• **ENTRIES**
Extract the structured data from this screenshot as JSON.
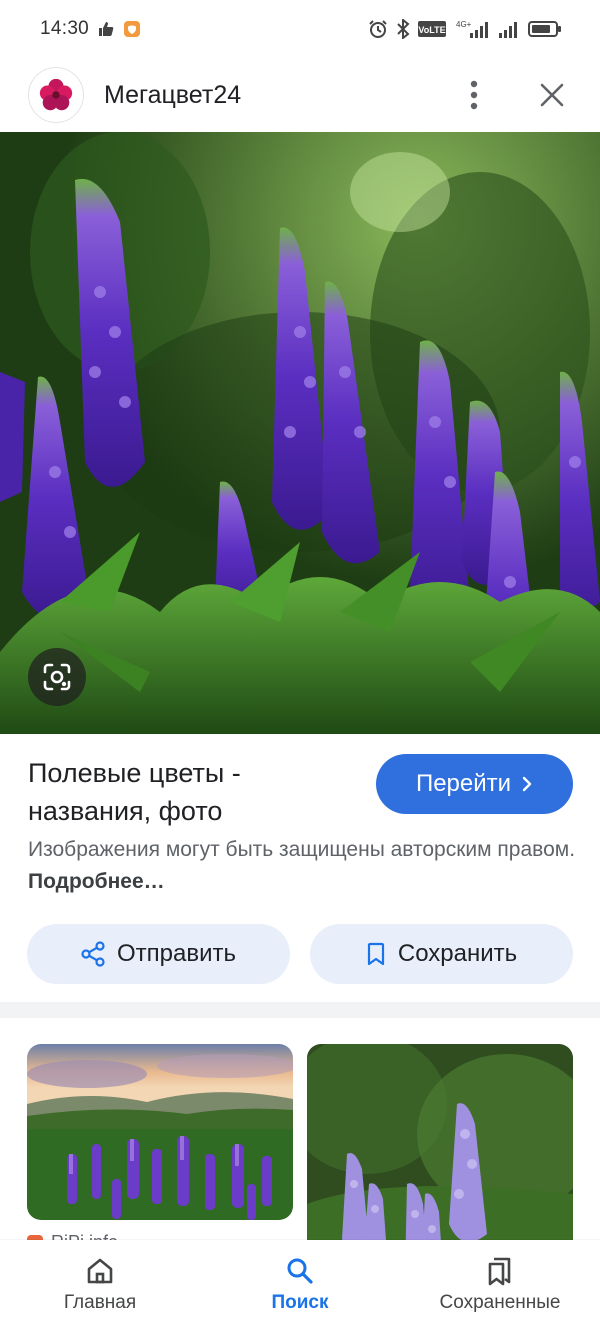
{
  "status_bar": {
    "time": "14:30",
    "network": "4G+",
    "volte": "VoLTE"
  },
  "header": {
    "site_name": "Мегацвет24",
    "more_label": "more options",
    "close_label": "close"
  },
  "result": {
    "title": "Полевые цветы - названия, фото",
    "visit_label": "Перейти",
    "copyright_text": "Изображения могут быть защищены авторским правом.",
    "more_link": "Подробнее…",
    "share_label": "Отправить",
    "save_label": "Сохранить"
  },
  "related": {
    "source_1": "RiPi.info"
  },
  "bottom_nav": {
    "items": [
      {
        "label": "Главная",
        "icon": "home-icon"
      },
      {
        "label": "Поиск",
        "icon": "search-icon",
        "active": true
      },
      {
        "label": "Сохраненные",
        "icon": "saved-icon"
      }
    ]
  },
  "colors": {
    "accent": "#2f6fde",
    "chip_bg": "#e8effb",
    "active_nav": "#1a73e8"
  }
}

* * *

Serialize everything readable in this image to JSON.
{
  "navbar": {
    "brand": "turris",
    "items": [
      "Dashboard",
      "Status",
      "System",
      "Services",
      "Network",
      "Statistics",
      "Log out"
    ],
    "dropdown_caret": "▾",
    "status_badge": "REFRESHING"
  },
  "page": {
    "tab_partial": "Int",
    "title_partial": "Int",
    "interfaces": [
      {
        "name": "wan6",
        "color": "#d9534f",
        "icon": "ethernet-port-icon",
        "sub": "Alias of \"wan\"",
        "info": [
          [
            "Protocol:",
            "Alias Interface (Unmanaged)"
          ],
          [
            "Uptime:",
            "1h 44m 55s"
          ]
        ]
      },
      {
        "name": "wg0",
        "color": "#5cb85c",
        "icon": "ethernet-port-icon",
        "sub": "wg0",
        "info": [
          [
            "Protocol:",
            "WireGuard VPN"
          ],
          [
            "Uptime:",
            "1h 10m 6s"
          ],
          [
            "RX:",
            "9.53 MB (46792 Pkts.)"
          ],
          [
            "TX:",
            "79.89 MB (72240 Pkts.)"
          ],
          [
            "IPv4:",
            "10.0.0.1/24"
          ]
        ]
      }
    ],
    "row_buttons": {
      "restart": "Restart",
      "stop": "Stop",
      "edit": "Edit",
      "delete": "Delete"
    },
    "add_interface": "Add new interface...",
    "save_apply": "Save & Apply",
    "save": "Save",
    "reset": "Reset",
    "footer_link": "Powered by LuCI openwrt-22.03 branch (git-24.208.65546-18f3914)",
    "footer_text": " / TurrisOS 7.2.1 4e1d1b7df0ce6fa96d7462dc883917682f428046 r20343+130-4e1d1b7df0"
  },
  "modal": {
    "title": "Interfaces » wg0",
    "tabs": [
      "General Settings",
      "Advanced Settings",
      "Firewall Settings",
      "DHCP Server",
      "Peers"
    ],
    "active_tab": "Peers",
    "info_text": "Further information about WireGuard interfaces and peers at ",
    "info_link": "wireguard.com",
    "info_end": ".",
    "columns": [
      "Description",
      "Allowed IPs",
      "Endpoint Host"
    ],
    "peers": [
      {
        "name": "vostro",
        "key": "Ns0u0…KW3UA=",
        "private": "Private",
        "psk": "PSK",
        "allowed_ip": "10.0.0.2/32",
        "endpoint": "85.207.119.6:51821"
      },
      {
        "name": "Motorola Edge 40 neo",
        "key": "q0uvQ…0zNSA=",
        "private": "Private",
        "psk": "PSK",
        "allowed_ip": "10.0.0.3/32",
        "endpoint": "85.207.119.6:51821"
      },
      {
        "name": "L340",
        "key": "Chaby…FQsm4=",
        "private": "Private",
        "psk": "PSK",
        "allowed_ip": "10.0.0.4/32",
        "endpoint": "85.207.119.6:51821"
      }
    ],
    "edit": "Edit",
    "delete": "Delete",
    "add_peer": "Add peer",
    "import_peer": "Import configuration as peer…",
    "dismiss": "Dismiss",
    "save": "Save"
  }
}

• **TASK BRIEF**
Looking at the entries above, how many lines contain the word "JSON"? Answer with the number alone.

• **FULL SOLUTION**
2